• **Set exercise**: Take every line from the listing below that contains "искусств".

-- Start of Information given --

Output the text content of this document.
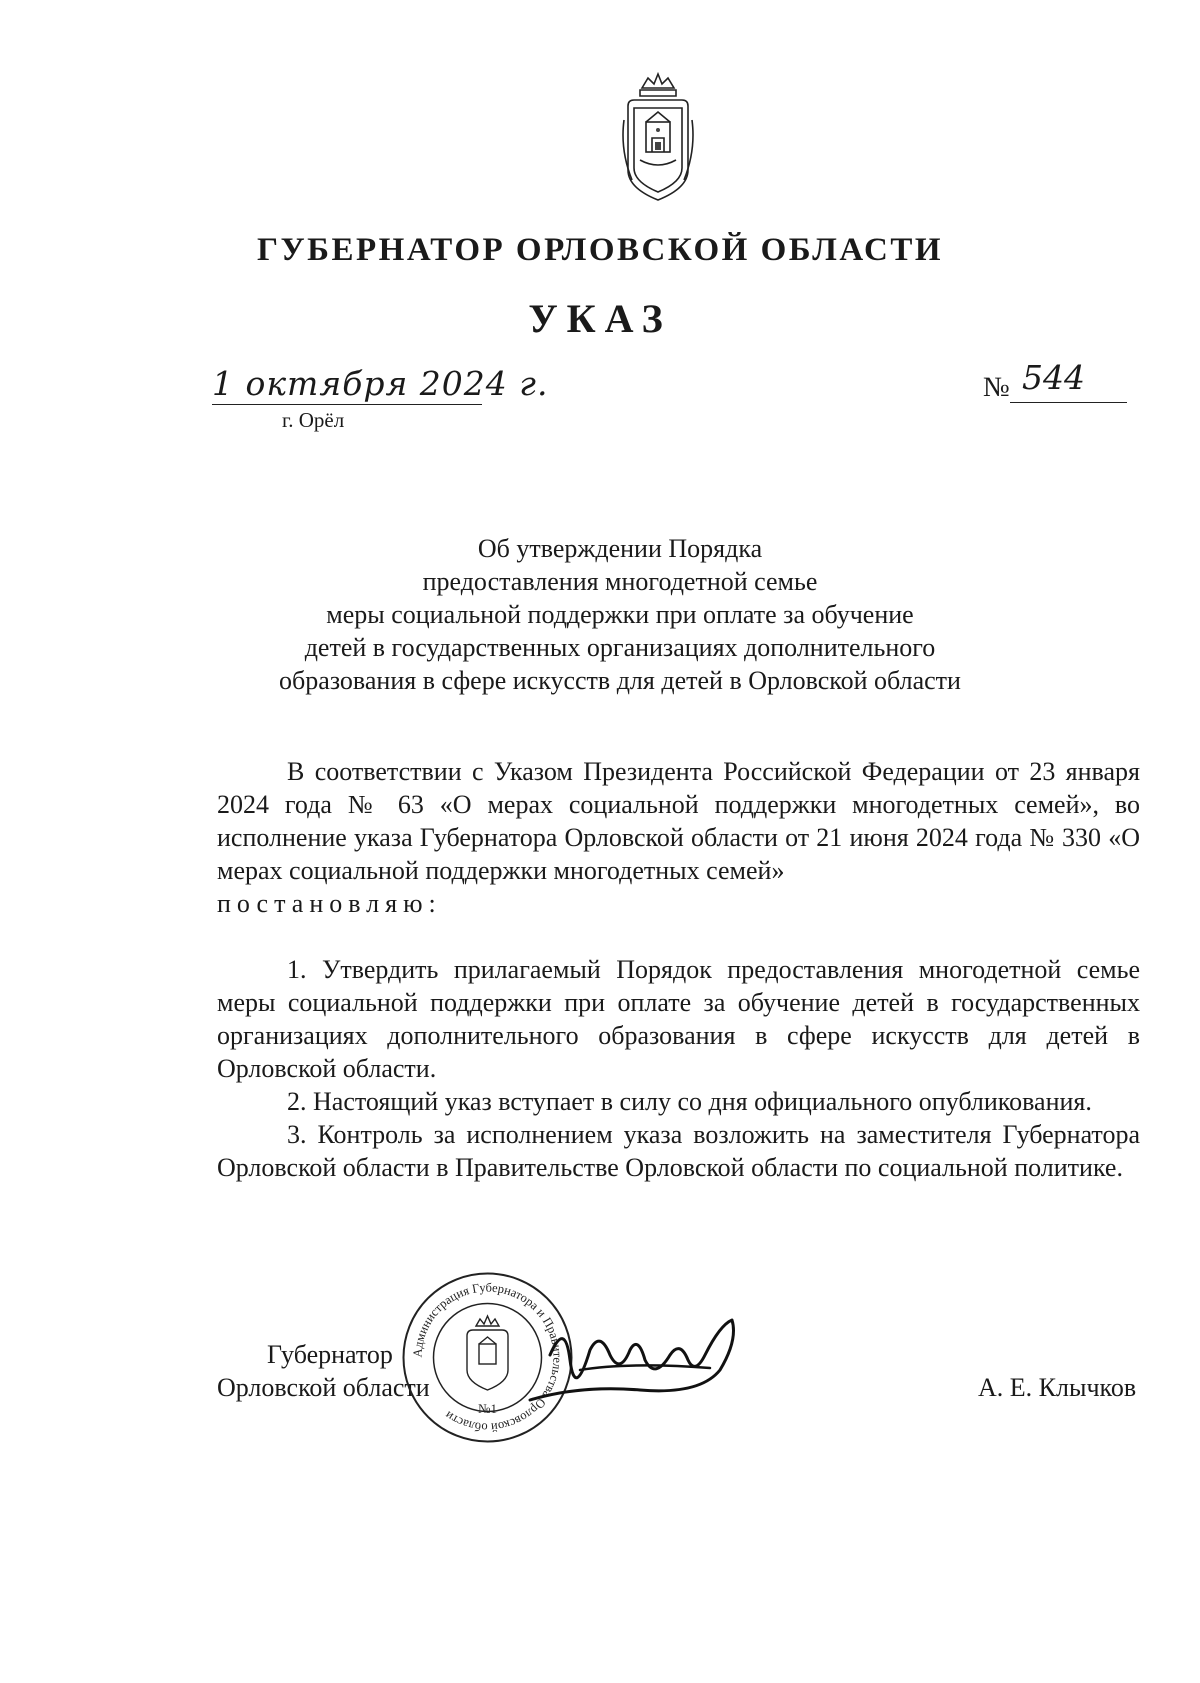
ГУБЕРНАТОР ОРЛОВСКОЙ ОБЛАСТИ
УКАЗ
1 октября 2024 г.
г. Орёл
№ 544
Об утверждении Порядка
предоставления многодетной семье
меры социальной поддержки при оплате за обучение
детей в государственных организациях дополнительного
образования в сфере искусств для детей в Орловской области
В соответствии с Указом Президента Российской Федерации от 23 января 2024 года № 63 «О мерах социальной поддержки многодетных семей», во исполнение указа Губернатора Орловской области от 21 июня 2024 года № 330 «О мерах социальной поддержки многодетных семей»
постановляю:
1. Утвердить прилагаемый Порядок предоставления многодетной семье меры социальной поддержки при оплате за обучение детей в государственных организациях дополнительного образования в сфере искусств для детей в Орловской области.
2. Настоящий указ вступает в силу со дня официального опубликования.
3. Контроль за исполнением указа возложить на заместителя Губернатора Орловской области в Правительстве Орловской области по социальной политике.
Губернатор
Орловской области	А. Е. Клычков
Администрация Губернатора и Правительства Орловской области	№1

-- End of Information given --

• **Response to this exercise**:
образования в сфере искусств для детей в Орловской области
1. Утвердить прилагаемый Порядок предоставления многодетной семье меры социальной поддержки при оплате за обучение детей в государственных организациях дополнительного образования в сфере искусств для детей в Орловской области.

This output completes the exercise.